• **RECORDED INFORMATION**:
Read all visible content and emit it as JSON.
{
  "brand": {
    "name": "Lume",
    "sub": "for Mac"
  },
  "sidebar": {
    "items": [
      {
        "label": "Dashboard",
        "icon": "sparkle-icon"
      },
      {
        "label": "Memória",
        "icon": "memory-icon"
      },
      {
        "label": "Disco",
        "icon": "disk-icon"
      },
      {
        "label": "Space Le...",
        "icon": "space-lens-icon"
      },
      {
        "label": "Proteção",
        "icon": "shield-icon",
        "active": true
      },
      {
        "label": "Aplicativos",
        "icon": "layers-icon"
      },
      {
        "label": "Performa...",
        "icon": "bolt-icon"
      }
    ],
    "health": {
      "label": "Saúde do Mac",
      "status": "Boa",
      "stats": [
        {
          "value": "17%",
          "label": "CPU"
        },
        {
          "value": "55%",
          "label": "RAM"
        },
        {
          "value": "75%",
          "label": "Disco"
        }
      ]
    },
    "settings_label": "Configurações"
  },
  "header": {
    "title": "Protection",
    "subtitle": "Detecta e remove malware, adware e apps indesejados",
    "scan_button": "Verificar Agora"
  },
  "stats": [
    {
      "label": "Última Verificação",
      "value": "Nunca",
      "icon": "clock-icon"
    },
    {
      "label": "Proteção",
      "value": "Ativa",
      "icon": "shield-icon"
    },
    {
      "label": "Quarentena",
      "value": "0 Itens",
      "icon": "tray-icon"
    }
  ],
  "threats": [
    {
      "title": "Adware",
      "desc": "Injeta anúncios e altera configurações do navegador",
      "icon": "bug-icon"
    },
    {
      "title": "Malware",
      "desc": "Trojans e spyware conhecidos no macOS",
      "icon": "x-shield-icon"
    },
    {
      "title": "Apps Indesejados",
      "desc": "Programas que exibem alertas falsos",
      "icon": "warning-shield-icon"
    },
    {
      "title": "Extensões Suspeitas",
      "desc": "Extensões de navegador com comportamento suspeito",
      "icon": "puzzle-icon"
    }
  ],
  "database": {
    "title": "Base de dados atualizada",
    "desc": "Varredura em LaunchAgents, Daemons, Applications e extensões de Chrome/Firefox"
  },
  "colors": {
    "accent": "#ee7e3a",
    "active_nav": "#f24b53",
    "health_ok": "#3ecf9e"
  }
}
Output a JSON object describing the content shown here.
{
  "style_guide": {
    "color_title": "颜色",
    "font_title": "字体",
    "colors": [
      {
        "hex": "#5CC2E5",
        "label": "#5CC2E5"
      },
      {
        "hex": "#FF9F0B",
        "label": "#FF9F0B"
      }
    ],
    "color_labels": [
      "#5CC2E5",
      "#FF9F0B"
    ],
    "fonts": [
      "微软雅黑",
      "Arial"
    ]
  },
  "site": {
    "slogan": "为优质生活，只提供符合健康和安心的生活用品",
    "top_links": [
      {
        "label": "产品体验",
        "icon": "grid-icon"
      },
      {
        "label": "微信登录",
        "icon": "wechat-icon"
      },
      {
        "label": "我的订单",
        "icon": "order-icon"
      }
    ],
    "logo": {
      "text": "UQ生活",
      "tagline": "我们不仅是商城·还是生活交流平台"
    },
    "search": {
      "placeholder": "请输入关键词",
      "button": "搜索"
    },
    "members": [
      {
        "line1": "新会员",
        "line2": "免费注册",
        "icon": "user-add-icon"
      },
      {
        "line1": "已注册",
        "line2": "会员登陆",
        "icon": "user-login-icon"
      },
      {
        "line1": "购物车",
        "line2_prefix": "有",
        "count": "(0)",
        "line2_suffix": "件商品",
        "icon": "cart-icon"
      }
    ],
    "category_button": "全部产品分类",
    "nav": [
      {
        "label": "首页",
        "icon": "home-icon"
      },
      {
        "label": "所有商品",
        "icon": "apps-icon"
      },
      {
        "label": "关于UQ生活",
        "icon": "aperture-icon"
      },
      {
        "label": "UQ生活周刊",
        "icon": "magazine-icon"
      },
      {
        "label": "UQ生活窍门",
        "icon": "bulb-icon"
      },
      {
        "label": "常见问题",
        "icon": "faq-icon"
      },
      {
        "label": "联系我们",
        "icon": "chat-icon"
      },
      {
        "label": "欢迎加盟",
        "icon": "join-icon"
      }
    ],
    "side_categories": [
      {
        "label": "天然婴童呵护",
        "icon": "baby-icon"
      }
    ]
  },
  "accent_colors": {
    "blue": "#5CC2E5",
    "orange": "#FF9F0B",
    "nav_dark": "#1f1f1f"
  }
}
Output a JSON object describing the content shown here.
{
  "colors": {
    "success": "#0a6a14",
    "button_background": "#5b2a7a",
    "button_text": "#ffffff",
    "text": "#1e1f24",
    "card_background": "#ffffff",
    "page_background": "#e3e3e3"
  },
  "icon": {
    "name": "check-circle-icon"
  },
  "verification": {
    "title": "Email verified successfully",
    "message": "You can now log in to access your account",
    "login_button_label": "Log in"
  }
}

• **PROBLEM DESCRIPTION**: Extract every record and return it verbatim.

• **FINISHED TASK**:
Read all visible content and emit it as JSON.
{
  "brand": {
    "name": "Lume",
    "sub": "for Mac"
  },
  "sidebar": {
    "items": [
      {
        "label": "Dashboard",
        "icon": "sparkle-icon"
      },
      {
        "label": "Memória",
        "icon": "memory-icon"
      },
      {
        "label": "Disco",
        "icon": "disk-icon"
      },
      {
        "label": "Space Le...",
        "icon": "space-lens-icon"
      },
      {
        "label": "Proteção",
        "icon": "shield-icon",
        "active": true
      },
      {
        "label": "Aplicativos",
        "icon": "layers-icon"
      },
      {
        "label": "Performa...",
        "icon": "bolt-icon"
      }
    ],
    "health": {
      "label": "Saúde do Mac",
      "status": "Boa",
      "stats": [
        {
          "value": "17%",
          "label": "CPU"
        },
        {
          "value": "55%",
          "label": "RAM"
        },
        {
          "value": "75%",
          "label": "Disco"
        }
      ]
    },
    "settings_label": "Configurações"
  },
  "header": {
    "title": "Protection",
    "subtitle": "Detecta e remove malware, adware e apps indesejados",
    "scan_button": "Verificar Agora"
  },
  "stats": [
    {
      "label": "Última Verificação",
      "value": "Nunca",
      "icon": "clock-icon"
    },
    {
      "label": "Proteção",
      "value": "Ativa",
      "icon": "shield-icon"
    },
    {
      "label": "Quarentena",
      "value": "0 Itens",
      "icon": "tray-icon"
    }
  ],
  "threats": [
    {
      "title": "Adware",
      "desc": "Injeta anúncios e altera configurações do navegador",
      "icon": "bug-icon"
    },
    {
      "title": "Malware",
      "desc": "Trojans e spyware conhecidos no macOS",
      "icon": "x-shield-icon"
    },
    {
      "title": "Apps Indesejados",
      "desc": "Programas que exibem alertas falsos",
      "icon": "warning-shield-icon"
    },
    {
      "title": "Extensões Suspeitas",
      "desc": "Extensões de navegador com comportamento suspeito",
      "icon": "puzzle-icon"
    }
  ],
  "database": {
    "title": "Base de dados atualizada",
    "desc": "Varredura em LaunchAgents, Daemons, Applications e extensões de Chrome/Firefox"
  },
  "colors": {
    "accent": "#ee7e3a",
    "active_nav": "#f24b53",
    "health_ok": "#3ecf9e"
  }
}
Output a JSON object describing the content shown here.
{
  "style_guide": {
    "color_title": "颜色",
    "font_title": "字体",
    "colors": [
      {
        "hex": "#5CC2E5",
        "label": "#5CC2E5"
      },
      {
        "hex": "#FF9F0B",
        "label": "#FF9F0B"
      }
    ],
    "color_labels": [
      "#5CC2E5",
      "#FF9F0B"
    ],
    "fonts": [
      "微软雅黑",
      "Arial"
    ]
  },
  "site": {
    "slogan": "为优质生活，只提供符合健康和安心的生活用品",
    "top_links": [
      {
        "label": "产品体验",
        "icon": "grid-icon"
      },
      {
        "label": "微信登录",
        "icon": "wechat-icon"
      },
      {
        "label": "我的订单",
        "icon": "order-icon"
      }
    ],
    "logo": {
      "text": "UQ生活",
      "tagline": "我们不仅是商城·还是生活交流平台"
    },
    "search": {
      "placeholder": "请输入关键词",
      "button": "搜索"
    },
    "members": [
      {
        "line1": "新会员",
        "line2": "免费注册",
        "icon": "user-add-icon"
      },
      {
        "line1": "已注册",
        "line2": "会员登陆",
        "icon": "user-login-icon"
      },
      {
        "line1": "购物车",
        "line2_prefix": "有",
        "count": "(0)",
        "line2_suffix": "件商品",
        "icon": "cart-icon"
      }
    ],
    "category_button": "全部产品分类",
    "nav": [
      {
        "label": "首页",
        "icon": "home-icon"
      },
      {
        "label": "所有商品",
        "icon": "apps-icon"
      },
      {
        "label": "关于UQ生活",
        "icon": "aperture-icon"
      },
      {
        "label": "UQ生活周刊",
        "icon": "magazine-icon"
      },
      {
        "label": "UQ生活窍门",
        "icon": "bulb-icon"
      },
      {
        "label": "常见问题",
        "icon": "faq-icon"
      },
      {
        "label": "联系我们",
        "icon": "chat-icon"
      },
      {
        "label": "欢迎加盟",
        "icon": "join-icon"
      }
    ],
    "side_categories": [
      {
        "label": "天然婴童呵护",
        "icon": "baby-icon"
      }
    ]
  },
  "accent_colors": {
    "blue": "#5CC2E5",
    "orange": "#FF9F0B",
    "nav_dark": "#1f1f1f"
  }
}
Output a JSON object describing the content shown here.
{
  "colors": {
    "success": "#0a6a14",
    "button_background": "#5b2a7a",
    "button_text": "#ffffff",
    "text": "#1e1f24",
    "card_background": "#ffffff",
    "page_background": "#e3e3e3"
  },
  "icon": {
    "name": "check-circle-icon"
  },
  "verification": {
    "title": "Email verified successfully",
    "message": "You can now log in to access your account",
    "login_button_label": "Log in"
  }
}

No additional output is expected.